- _Available records_

* BEGIN *

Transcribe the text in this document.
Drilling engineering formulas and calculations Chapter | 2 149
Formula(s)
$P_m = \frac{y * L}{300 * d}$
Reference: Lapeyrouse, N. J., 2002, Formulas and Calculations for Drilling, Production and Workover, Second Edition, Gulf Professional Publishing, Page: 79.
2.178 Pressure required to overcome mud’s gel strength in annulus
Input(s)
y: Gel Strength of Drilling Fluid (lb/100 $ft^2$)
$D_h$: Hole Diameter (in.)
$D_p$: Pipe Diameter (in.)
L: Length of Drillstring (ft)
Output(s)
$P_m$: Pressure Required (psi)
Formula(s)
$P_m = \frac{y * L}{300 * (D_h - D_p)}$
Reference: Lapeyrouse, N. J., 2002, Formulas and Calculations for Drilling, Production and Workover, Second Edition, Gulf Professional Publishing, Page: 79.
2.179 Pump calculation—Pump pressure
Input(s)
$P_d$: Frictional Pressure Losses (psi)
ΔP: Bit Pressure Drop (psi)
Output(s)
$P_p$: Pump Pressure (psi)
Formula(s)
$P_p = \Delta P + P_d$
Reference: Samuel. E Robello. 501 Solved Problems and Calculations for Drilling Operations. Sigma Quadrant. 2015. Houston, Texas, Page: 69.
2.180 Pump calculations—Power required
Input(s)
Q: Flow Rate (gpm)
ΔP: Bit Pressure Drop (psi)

* END *
* BEGIN *

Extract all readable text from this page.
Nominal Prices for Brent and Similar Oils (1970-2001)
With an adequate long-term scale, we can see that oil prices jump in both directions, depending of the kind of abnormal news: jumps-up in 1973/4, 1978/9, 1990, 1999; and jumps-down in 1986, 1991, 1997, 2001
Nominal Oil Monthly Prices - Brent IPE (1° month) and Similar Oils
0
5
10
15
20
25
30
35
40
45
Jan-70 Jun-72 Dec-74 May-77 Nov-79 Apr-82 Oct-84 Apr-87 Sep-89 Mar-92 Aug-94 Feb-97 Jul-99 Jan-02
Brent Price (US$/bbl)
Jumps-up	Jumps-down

* END *

Within the records above, how many lines include the word "Nominal"? State the number by itself.

2